(Items from a dataset)
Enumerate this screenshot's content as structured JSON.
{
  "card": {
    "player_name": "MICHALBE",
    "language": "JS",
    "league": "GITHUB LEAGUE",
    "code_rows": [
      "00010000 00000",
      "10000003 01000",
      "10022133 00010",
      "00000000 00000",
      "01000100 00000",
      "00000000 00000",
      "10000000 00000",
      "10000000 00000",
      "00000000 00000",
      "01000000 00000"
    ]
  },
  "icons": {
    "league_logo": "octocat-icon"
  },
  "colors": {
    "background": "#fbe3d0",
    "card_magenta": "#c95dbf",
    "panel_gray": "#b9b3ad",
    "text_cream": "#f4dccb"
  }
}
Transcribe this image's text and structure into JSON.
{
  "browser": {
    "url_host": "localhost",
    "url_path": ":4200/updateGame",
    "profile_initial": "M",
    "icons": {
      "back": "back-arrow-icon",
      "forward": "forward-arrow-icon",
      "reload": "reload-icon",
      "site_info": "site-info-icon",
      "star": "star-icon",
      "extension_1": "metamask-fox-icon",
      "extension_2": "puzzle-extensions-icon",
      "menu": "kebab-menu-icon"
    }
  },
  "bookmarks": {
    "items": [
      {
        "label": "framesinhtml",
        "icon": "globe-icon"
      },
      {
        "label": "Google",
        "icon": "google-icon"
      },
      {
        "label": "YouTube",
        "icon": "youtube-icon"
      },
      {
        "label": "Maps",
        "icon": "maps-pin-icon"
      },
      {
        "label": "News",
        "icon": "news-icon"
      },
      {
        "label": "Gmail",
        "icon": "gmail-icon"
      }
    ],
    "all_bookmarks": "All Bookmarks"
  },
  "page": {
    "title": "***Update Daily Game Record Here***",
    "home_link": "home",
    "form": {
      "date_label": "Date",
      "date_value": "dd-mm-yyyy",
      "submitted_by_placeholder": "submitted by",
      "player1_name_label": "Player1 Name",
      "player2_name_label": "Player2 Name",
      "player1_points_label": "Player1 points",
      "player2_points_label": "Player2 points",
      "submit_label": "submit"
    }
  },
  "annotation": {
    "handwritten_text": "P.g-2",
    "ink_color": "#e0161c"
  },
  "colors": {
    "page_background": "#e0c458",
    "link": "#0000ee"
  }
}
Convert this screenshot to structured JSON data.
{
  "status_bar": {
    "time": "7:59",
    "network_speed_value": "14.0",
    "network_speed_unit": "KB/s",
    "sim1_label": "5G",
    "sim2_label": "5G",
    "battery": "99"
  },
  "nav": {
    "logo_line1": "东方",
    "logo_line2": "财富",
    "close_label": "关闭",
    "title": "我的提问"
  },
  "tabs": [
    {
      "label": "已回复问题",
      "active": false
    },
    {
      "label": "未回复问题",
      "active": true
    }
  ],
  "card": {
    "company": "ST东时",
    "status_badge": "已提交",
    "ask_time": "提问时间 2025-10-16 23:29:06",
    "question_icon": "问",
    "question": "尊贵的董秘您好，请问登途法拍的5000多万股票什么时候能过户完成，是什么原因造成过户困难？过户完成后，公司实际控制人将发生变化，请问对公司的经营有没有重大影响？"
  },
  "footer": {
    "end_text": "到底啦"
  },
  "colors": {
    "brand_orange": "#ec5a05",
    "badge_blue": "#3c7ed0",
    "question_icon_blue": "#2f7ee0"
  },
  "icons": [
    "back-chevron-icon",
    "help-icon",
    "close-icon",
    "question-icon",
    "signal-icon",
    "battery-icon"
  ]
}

**Objective**
Output the complete data exactly as written.

**Completed exercise**
Enumerate this screenshot's content as structured JSON.
{
  "card": {
    "player_name": "MICHALBE",
    "language": "JS",
    "league": "GITHUB LEAGUE",
    "code_rows": [
      "00010000 00000",
      "10000003 01000",
      "10022133 00010",
      "00000000 00000",
      "01000100 00000",
      "00000000 00000",
      "10000000 00000",
      "10000000 00000",
      "00000000 00000",
      "01000000 00000"
    ]
  },
  "icons": {
    "league_logo": "octocat-icon"
  },
  "colors": {
    "background": "#fbe3d0",
    "card_magenta": "#c95dbf",
    "panel_gray": "#b9b3ad",
    "text_cream": "#f4dccb"
  }
}
Transcribe this image's text and structure into JSON.
{
  "browser": {
    "url_host": "localhost",
    "url_path": ":4200/updateGame",
    "profile_initial": "M",
    "icons": {
      "back": "back-arrow-icon",
      "forward": "forward-arrow-icon",
      "reload": "reload-icon",
      "site_info": "site-info-icon",
      "star": "star-icon",
      "extension_1": "metamask-fox-icon",
      "extension_2": "puzzle-extensions-icon",
      "menu": "kebab-menu-icon"
    }
  },
  "bookmarks": {
    "items": [
      {
        "label": "framesinhtml",
        "icon": "globe-icon"
      },
      {
        "label": "Google",
        "icon": "google-icon"
      },
      {
        "label": "YouTube",
        "icon": "youtube-icon"
      },
      {
        "label": "Maps",
        "icon": "maps-pin-icon"
      },
      {
        "label": "News",
        "icon": "news-icon"
      },
      {
        "label": "Gmail",
        "icon": "gmail-icon"
      }
    ],
    "all_bookmarks": "All Bookmarks"
  },
  "page": {
    "title": "***Update Daily Game Record Here***",
    "home_link": "home",
    "form": {
      "date_label": "Date",
      "date_value": "dd-mm-yyyy",
      "submitted_by_placeholder": "submitted by",
      "player1_name_label": "Player1 Name",
      "player2_name_label": "Player2 Name",
      "player1_points_label": "Player1 points",
      "player2_points_label": "Player2 points",
      "submit_label": "submit"
    }
  },
  "annotation": {
    "handwritten_text": "P.g-2",
    "ink_color": "#e0161c"
  },
  "colors": {
    "page_background": "#e0c458",
    "link": "#0000ee"
  }
}
Convert this screenshot to structured JSON data.
{
  "status_bar": {
    "time": "7:59",
    "network_speed_value": "14.0",
    "network_speed_unit": "KB/s",
    "sim1_label": "5G",
    "sim2_label": "5G",
    "battery": "99"
  },
  "nav": {
    "logo_line1": "东方",
    "logo_line2": "财富",
    "close_label": "关闭",
    "title": "我的提问"
  },
  "tabs": [
    {
      "label": "已回复问题",
      "active": false
    },
    {
      "label": "未回复问题",
      "active": true
    }
  ],
  "card": {
    "company": "ST东时",
    "status_badge": "已提交",
    "ask_time": "提问时间 2025-10-16 23:29:06",
    "question_icon": "问",
    "question": "尊贵的董秘您好，请问登途法拍的5000多万股票什么时候能过户完成，是什么原因造成过户困难？过户完成后，公司实际控制人将发生变化，请问对公司的经营有没有重大影响？"
  },
  "footer": {
    "end_text": "到底啦"
  },
  "colors": {
    "brand_orange": "#ec5a05",
    "badge_blue": "#3c7ed0",
    "question_icon_blue": "#2f7ee0"
  },
  "icons": [
    "back-chevron-icon",
    "help-icon",
    "close-icon",
    "question-icon",
    "signal-icon",
    "battery-icon"
  ]
}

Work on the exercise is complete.